═════ LISTED RECORDS

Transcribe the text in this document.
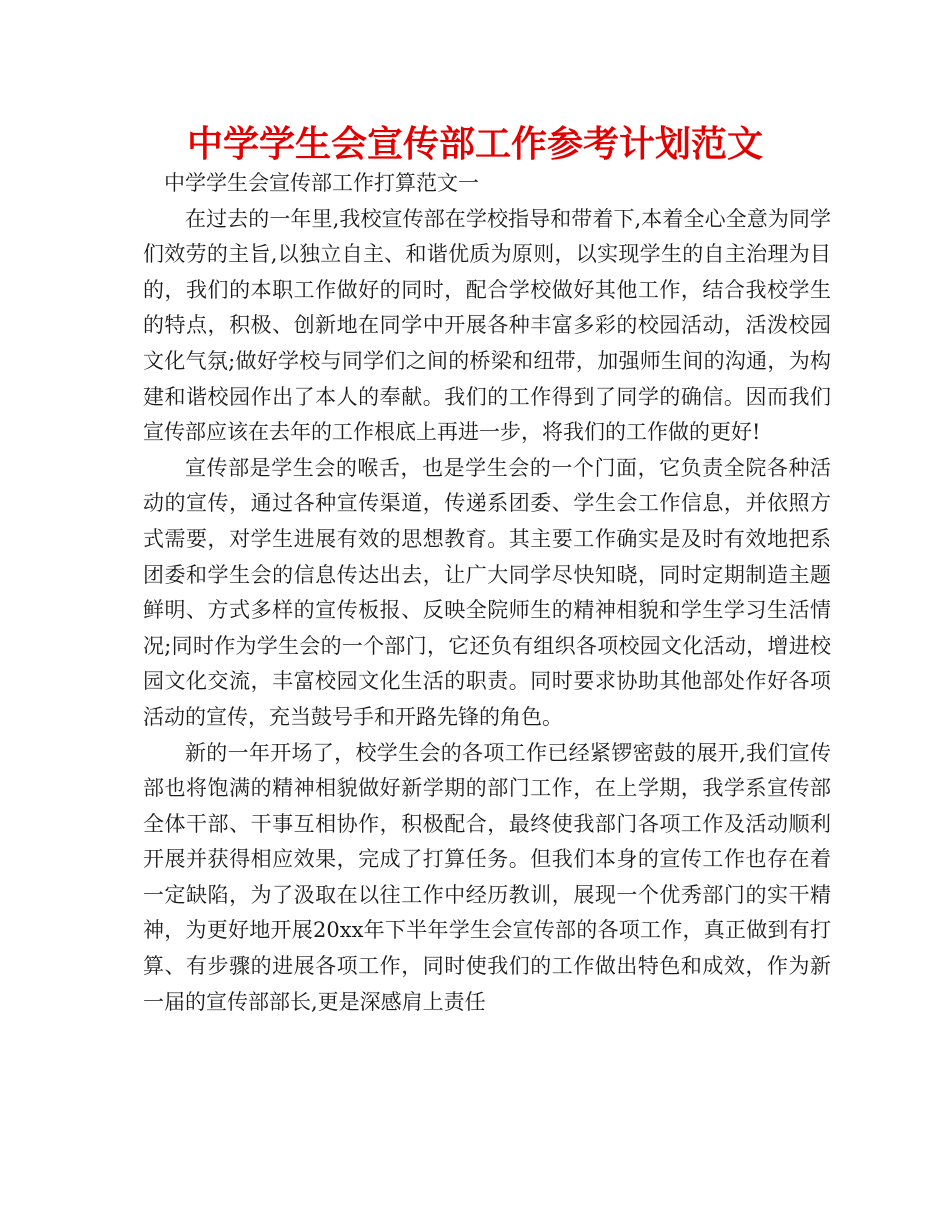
中学学生会宣传部工作参考计划范文

中学学生会宣传部工作打算范文一

在过去的一年里,我校宣传部在学校指导和带着下,本着全心全意为同学们效劳的主旨,以独立自主、和谐优质为原则，以实现学生的自主治理为目的，我们的本职工作做好的同时，配合学校做好其他工作，结合我校学生的特点，积极、创新地在同学中开展各种丰富多彩的校园活动，活泼校园文化气氛;做好学校与同学们之间的桥梁和纽带，加强师生间的沟通，为构建和谐校园作出了本人的奉献。我们的工作得到了同学的确信。因而我们宣传部应该在去年的工作根底上再进一步，将我们的工作做的更好!

宣传部是学生会的喉舌，也是学生会的一个门面，它负责全院各种活动的宣传，通过各种宣传渠道，传递系团委、学生会工作信息，并依照方式需要，对学生进展有效的思想教育。其主要工作确实是及时有效地把系团委和学生会的信息传达出去，让广大同学尽快知晓，同时定期制造主题鲜明、方式多样的宣传板报、反映全院师生的精神相貌和学生学习生活情况;同时作为学生会的一个部门，它还负有组织各项校园文化活动，增进校园文化交流，丰富校园文化生活的职责。同时要求协助其他部处作好各项活动的宣传，充当鼓号手和开路先锋的角色。

新的一年开场了，校学生会的各项工作已经紧锣密鼓的展开,我们宣传部也将饱满的精神相貌做好新学期的部门工作，在上学期，我学系宣传部全体干部、干事互相协作，积极配合，最终使我部门各项工作及活动顺利开展并获得相应效果，完成了打算任务。但我们本身的宣传工作也存在着一定缺陷，为了汲取在以往工作中经历教训，展现一个优秀部门的实干精神，为更好地开展20xx年下半年学生会宣传部的各项工作，真正做到有打算、有步骤的进展各项工作，同时使我们的工作做出特色和成效，作为新一届的宣传部部长,更是深感肩上责任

══════════

## EXERCISE REQUIREMENTS
Copy each line above precisely, dropping the pictures.

## RESULT FOR THIS EXERCISE
Transcribe the text in this document.
中学学生会宣传部工作参考计划范文

中学学生会宣传部工作打算范文一

在过去的一年里,我校宣传部在学校指导和带着下,本着全心全意为同学们效劳的主旨,以独立自主、和谐优质为原则，以实现学生的自主治理为目的，我们的本职工作做好的同时，配合学校做好其他工作，结合我校学生的特点，积极、创新地在同学中开展各种丰富多彩的校园活动，活泼校园文化气氛;做好学校与同学们之间的桥梁和纽带，加强师生间的沟通，为构建和谐校园作出了本人的奉献。我们的工作得到了同学的确信。因而我们宣传部应该在去年的工作根底上再进一步，将我们的工作做的更好!

宣传部是学生会的喉舌，也是学生会的一个门面，它负责全院各种活动的宣传，通过各种宣传渠道，传递系团委、学生会工作信息，并依照方式需要，对学生进展有效的思想教育。其主要工作确实是及时有效地把系团委和学生会的信息传达出去，让广大同学尽快知晓，同时定期制造主题鲜明、方式多样的宣传板报、反映全院师生的精神相貌和学生学习生活情况;同时作为学生会的一个部门，它还负有组织各项校园文化活动，增进校园文化交流，丰富校园文化生活的职责。同时要求协助其他部处作好各项活动的宣传，充当鼓号手和开路先锋的角色。

新的一年开场了，校学生会的各项工作已经紧锣密鼓的展开,我们宣传部也将饱满的精神相貌做好新学期的部门工作，在上学期，我学系宣传部全体干部、干事互相协作，积极配合，最终使我部门各项工作及活动顺利开展并获得相应效果，完成了打算任务。但我们本身的宣传工作也存在着一定缺陷，为了汲取在以往工作中经历教训，展现一个优秀部门的实干精神，为更好地开展20xx年下半年学生会宣传部的各项工作，真正做到有打算、有步骤的进展各项工作，同时使我们的工作做出特色和成效，作为新一届的宣传部部长,更是深感肩上责任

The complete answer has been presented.